** begin Data listing **

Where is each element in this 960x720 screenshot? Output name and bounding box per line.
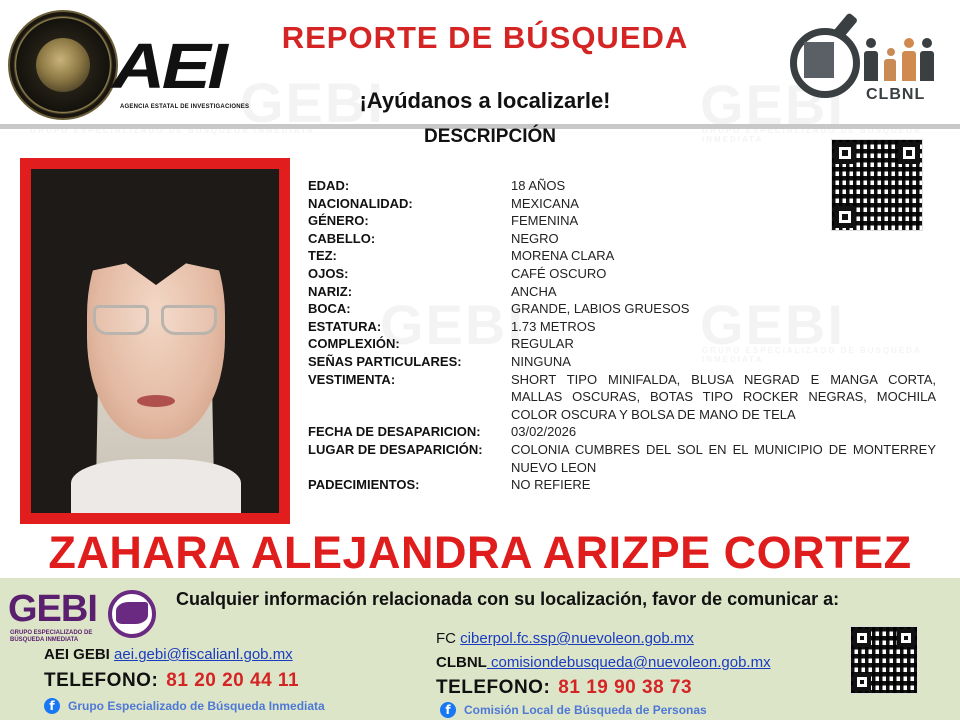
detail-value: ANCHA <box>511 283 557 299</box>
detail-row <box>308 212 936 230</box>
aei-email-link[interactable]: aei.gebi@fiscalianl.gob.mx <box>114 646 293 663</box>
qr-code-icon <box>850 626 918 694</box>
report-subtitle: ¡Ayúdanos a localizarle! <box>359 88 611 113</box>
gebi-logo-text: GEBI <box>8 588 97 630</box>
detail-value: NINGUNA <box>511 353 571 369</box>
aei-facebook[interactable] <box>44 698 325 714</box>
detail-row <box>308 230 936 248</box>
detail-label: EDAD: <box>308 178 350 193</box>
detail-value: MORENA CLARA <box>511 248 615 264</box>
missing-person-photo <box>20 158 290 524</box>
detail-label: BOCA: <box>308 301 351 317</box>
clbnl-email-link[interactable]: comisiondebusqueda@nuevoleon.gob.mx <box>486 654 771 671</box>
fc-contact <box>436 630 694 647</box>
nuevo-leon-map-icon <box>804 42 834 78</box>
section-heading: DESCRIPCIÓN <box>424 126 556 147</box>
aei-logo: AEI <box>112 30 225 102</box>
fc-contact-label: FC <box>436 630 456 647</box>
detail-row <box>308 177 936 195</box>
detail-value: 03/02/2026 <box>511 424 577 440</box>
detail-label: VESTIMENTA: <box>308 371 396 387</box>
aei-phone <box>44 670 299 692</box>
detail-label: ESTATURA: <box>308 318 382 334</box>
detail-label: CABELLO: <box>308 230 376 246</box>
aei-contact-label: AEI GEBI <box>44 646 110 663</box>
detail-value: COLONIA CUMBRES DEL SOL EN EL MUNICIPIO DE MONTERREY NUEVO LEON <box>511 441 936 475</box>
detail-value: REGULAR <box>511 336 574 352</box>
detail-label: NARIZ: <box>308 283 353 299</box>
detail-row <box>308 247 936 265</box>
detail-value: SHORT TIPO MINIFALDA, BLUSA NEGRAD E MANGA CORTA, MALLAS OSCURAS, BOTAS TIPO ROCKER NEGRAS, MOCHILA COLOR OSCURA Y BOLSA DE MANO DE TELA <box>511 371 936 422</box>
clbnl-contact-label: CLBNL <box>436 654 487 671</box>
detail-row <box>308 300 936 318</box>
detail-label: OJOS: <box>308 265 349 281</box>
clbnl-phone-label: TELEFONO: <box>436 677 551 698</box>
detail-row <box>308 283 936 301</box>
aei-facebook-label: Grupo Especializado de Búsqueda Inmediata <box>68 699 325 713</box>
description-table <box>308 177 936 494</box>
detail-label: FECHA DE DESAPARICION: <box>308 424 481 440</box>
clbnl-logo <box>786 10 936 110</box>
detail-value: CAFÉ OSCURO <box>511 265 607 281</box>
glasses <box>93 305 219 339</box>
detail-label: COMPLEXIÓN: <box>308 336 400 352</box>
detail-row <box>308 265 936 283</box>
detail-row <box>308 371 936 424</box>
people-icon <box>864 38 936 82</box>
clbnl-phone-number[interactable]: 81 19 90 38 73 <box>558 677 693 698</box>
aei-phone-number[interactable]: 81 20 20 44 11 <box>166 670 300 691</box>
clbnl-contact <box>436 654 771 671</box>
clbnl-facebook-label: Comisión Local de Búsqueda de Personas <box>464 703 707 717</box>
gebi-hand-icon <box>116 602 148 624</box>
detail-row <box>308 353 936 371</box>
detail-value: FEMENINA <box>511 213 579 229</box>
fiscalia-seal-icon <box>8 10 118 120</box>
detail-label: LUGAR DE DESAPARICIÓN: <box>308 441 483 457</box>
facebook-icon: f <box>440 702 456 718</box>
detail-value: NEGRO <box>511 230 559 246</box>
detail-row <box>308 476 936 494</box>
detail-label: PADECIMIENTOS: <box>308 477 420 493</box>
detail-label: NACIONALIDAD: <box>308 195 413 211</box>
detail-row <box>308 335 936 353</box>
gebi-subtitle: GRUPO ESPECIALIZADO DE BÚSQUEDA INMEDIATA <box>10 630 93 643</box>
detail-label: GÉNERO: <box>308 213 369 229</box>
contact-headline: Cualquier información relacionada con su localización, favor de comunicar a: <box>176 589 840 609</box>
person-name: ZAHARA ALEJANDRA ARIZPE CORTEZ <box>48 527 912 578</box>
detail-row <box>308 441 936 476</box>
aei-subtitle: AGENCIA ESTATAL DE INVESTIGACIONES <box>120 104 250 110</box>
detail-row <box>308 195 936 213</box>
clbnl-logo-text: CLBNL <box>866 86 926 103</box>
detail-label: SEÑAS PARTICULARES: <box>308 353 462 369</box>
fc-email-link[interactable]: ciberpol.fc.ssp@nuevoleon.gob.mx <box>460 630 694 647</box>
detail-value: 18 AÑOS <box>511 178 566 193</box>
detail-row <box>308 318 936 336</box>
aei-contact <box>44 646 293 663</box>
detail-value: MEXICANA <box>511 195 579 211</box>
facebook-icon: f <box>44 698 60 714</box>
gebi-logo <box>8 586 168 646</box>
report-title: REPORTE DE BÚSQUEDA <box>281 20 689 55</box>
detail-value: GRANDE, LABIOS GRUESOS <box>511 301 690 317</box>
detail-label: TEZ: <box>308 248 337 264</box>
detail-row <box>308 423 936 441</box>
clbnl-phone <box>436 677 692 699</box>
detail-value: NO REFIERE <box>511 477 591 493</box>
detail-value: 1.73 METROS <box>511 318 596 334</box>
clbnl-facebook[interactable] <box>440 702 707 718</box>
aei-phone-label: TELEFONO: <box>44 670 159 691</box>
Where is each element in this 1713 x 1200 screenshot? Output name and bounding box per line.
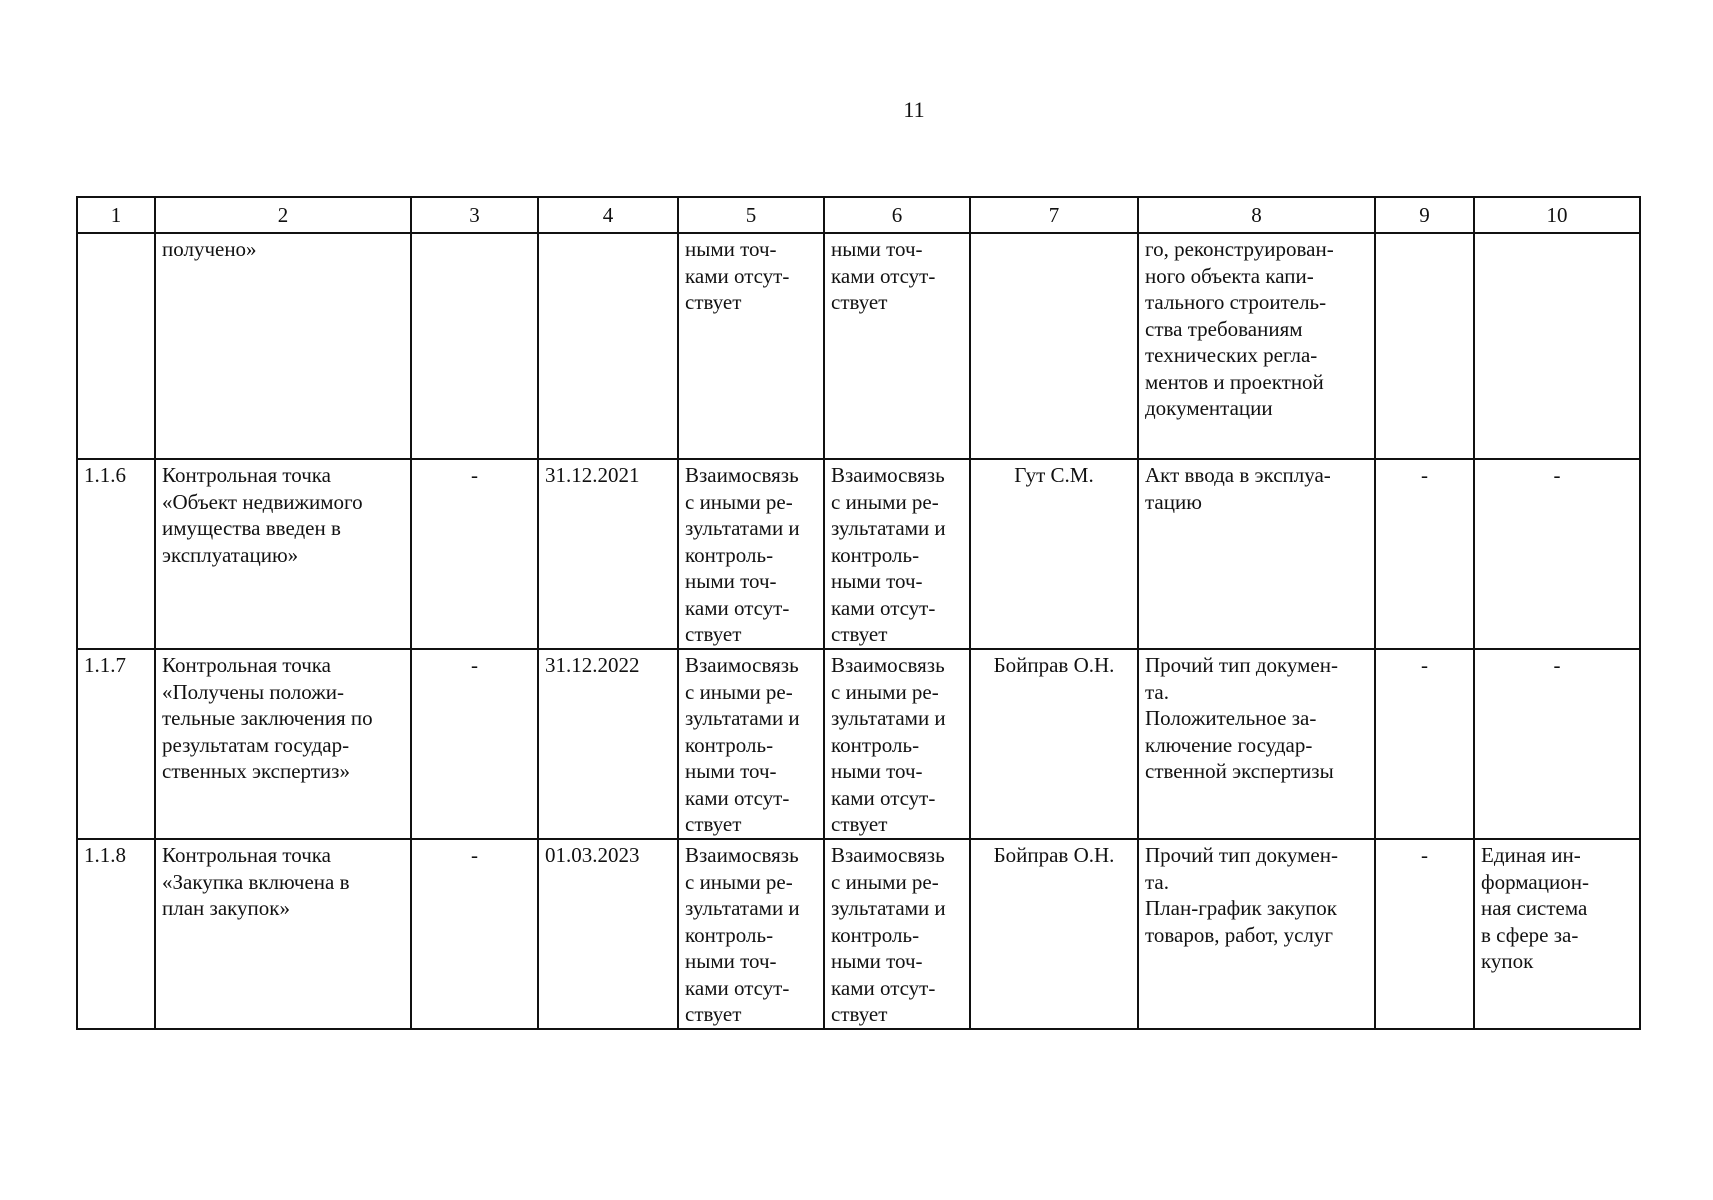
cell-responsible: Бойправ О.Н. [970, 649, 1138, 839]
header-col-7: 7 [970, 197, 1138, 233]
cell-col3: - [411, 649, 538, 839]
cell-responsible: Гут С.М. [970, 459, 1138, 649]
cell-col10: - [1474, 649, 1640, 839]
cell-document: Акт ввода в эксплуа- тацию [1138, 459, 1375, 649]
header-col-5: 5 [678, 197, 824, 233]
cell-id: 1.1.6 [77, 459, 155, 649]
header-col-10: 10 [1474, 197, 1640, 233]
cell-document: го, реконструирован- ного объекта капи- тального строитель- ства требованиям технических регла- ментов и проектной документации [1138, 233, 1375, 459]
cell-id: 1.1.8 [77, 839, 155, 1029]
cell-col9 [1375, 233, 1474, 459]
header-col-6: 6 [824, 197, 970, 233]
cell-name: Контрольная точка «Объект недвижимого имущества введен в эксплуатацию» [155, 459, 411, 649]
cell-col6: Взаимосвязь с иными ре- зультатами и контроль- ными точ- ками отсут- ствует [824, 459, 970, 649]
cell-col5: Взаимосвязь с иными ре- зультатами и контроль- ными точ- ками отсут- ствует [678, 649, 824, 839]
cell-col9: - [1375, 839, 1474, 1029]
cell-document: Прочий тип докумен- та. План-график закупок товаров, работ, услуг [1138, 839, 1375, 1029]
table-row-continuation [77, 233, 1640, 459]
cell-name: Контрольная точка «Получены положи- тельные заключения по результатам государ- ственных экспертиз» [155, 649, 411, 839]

** end Data listing **

- Your task -
Write out the records verbatim, starting with the line that contains "detail-value: ANCHA <box>511" and going on through the line that contains "detail-row <box>308 247 936 265</box>", both included.

- Answer to this problem -
detail-value: ANCHA <box>511 283 557 299</box>
detail-row <box>308 212 936 230</box>
aei-email-link[interactable]: aei.gebi@fiscalianl.gob.mx <box>114 646 293 663</box>
qr-code-icon <box>850 626 918 694</box>
report-subtitle: ¡Ayúdanos a localizarle! <box>359 88 611 113</box>
gebi-logo-text: GEBI <box>8 588 97 630</box>
detail-value: NINGUNA <box>511 353 571 369</box>
aei-facebook[interactable] <box>44 698 325 714</box>
detail-row <box>308 230 936 248</box>
detail-label: EDAD: <box>308 178 350 193</box>
detail-value: MORENA CLARA <box>511 248 615 264</box>
missing-person-photo <box>20 158 290 524</box>
detail-label: BOCA: <box>308 301 351 317</box>
clbnl-email-link[interactable]: comisiondebusqueda@nuevoleon.gob.mx <box>486 654 771 671</box>
fc-contact <box>436 630 694 647</box>
nuevo-leon-map-icon <box>804 42 834 78</box>
section-heading: DESCRIPCIÓN <box>424 126 556 147</box>
aei-logo: AEI <box>112 30 225 102</box>
fc-contact-label: FC <box>436 630 456 647</box>
detail-row <box>308 177 936 195</box>
detail-value: 03/02/2026 <box>511 424 577 440</box>
detail-label: VESTIMENTA: <box>308 371 396 387</box>
aei-phone <box>44 670 299 692</box>
detail-label: ESTATURA: <box>308 318 382 334</box>
detail-label: CABELLO: <box>308 230 376 246</box>
aei-contact-label: AEI GEBI <box>44 646 110 663</box>
detail-value: COLONIA CUMBRES DEL SOL EN EL MUNICIPIO DE MONTERREY NUEVO LEON <box>511 441 936 475</box>
detail-value: REGULAR <box>511 336 574 352</box>
detail-label: NARIZ: <box>308 283 353 299</box>
detail-row <box>308 247 936 265</box>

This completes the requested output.